→ TEXT SECTION
"""

Health care workers in British Columbia are continuing to defy Bill 37, the back-to-work legislation that was passed in the legislature before dawn on April 28. The Bill slashes the pay of hospital workers by legislative fiat, cuts benefits and increases hours of work. It also paves the way for more privatization and contracting out which will lead to more wage cuts — as much as 40-50 per cent — and fewer benefits in the future. Workers remained out on in what their union leaders called a “protest,” while the Health Employers Association went to the Labour Relations Board in an attempt to force HEU members back to work.

The governing BC Liberals treated its dispute with the hospital workers and the Hospital Employees Union (HEU) as an exercise in political manipulation. Negotiating a collective agreement requires hard work and compromise. The BC Liberals have no interest in either. Instead, they rely on bullying tactics to get their way over the poorest paid workers in the health care system.

How did the government mislead the electorate in this dispute?

First, they portrayed themselves as a third party broker between the Health Employers Association and the HEU. In fact, they were directing one side of the negotiation. Health Authorities report directly to the Deputy Minister of Health Services. Their boards are made up of political appointees, many of them campaign contributors to the BC Liberals.

At one point this week, Health Services Minister Colin Hansen said of the HEU workers: “They don’t seem to care that patients are suffering in this province.” He could have ended the dispute at any time by instructing the employers’ association to freeze contracting out and privatization while negotiations took place. He had the power. He didn’t care.

Instead, the government allowed the health system to deteriorate and patients to suffer to justify imposing management’s contract demands. The Premier, the author of management’s demands, then announces that he is bringing in legislation on the BCTV news. Some hero! Some honest broker!

"""

→ REQUIREMENT 1
From the piece on Bill 37, copy the passage from "First, they portrayed" to "the BC Liberals.".
→ REQUIREMENT 2
According to the second sentence of the piece on Bill 37, what three things does the Bill do to hospital workers' pay and working conditions?
→ REQUIREMENT 3
Answer these questions from the piece on Bill 37:
(a) When was Bill 37 passed in the legislature?
(b) To whom do Health Authorities report directly?
(c) Where did the Premier announce that he was bringing in legislation?

→ DATA RECORDS
"""

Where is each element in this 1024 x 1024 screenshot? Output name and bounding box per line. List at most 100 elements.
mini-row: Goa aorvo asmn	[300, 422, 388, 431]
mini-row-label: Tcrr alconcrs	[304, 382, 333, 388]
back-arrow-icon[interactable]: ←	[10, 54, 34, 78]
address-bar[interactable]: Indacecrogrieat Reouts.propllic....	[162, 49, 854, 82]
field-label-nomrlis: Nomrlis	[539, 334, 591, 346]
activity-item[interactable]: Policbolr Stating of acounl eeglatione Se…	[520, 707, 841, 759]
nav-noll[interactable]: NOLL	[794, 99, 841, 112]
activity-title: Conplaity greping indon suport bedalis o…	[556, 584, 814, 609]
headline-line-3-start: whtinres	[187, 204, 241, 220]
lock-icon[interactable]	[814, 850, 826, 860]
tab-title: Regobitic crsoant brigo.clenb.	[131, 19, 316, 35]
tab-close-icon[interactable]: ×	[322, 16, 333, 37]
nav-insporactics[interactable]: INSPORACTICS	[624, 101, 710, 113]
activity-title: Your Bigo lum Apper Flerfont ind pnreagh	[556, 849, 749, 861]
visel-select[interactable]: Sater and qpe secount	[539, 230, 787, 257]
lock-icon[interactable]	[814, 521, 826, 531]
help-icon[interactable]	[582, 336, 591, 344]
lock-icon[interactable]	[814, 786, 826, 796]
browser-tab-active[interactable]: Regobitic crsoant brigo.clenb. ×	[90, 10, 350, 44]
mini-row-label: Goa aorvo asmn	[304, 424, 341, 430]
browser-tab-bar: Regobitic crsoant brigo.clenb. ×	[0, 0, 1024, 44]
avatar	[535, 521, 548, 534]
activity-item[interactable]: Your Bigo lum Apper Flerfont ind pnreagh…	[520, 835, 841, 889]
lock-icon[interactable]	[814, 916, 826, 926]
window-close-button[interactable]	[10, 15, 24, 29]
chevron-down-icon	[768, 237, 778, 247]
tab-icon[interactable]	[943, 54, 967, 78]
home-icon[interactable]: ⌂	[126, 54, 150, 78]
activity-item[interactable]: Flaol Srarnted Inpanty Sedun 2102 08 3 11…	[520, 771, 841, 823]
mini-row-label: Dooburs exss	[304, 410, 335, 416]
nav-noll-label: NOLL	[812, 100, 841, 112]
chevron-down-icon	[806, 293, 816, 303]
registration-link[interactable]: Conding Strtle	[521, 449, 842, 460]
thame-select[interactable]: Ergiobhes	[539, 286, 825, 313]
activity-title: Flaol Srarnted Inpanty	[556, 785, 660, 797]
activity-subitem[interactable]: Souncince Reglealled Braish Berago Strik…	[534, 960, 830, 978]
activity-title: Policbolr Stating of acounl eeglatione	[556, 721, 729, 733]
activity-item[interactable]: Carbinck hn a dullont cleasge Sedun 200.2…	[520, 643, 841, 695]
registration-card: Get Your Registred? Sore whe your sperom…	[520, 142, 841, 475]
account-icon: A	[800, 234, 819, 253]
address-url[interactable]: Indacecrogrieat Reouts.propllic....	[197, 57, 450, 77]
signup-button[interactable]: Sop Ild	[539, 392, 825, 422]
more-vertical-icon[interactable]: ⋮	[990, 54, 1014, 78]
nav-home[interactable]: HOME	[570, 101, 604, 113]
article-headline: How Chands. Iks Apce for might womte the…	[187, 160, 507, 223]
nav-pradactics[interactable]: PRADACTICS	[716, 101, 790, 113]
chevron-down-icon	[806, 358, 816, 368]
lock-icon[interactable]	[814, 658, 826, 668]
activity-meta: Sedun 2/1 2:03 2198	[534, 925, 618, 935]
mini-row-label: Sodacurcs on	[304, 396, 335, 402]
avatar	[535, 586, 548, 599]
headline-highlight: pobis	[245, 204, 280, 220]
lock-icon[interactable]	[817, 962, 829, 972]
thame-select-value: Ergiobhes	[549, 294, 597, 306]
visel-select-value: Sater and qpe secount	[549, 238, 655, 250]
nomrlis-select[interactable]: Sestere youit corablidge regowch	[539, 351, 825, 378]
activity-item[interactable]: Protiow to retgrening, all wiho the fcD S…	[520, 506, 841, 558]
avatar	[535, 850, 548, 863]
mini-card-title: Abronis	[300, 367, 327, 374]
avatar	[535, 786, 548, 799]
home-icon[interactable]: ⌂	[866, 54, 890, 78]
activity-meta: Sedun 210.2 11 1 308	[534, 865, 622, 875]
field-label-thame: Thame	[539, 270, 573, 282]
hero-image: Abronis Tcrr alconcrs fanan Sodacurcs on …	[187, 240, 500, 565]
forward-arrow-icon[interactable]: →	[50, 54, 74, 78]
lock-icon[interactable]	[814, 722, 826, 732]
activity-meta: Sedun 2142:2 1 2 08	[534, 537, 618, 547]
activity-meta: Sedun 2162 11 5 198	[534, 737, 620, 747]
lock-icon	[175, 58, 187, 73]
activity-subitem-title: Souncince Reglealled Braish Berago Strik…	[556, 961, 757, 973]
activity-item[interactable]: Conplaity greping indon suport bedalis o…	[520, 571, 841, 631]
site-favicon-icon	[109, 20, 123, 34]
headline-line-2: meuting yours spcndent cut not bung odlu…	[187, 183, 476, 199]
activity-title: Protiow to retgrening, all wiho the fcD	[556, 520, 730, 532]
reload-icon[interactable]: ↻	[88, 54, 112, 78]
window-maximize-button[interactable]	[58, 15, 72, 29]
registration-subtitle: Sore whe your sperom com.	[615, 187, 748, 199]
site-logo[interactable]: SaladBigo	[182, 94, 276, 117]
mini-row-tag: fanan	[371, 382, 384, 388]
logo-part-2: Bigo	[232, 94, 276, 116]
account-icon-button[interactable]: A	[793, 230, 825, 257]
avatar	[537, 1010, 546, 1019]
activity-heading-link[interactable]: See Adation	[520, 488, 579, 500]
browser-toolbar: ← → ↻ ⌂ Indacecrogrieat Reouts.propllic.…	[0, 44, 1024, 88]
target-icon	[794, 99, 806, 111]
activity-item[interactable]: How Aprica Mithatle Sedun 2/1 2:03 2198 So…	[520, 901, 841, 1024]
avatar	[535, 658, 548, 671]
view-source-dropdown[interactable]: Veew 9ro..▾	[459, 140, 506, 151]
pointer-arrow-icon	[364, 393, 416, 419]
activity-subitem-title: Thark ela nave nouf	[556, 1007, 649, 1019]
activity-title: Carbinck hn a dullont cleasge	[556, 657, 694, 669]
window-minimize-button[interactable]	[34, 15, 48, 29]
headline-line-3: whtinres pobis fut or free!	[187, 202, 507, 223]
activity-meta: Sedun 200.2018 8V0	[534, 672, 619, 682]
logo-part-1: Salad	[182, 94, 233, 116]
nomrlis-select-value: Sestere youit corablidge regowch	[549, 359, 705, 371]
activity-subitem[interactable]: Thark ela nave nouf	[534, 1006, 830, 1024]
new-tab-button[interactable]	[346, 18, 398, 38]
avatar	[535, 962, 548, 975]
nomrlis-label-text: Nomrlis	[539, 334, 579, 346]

"""

→ WRITTEN RESPONSE 1
First, they portrayed themselves as a third party broker between the Health Employers Association and the HEU. In fact, they were directing one side of the negotiation. Health Authorities report directly to the Deputy Minister of Health Services. Their boards are made up of political appointees, many of them campaign contributors to the BC Liberals.

→ WRITTEN RESPONSE 2
It slashes their pay by legislative fiat.
It cuts benefits.
It increases hours of work.

→ WRITTEN RESPONSE 3
(a) Before dawn on April 28.
(b) To the Deputy Minister of Health Services.
(c) On the BCTV news.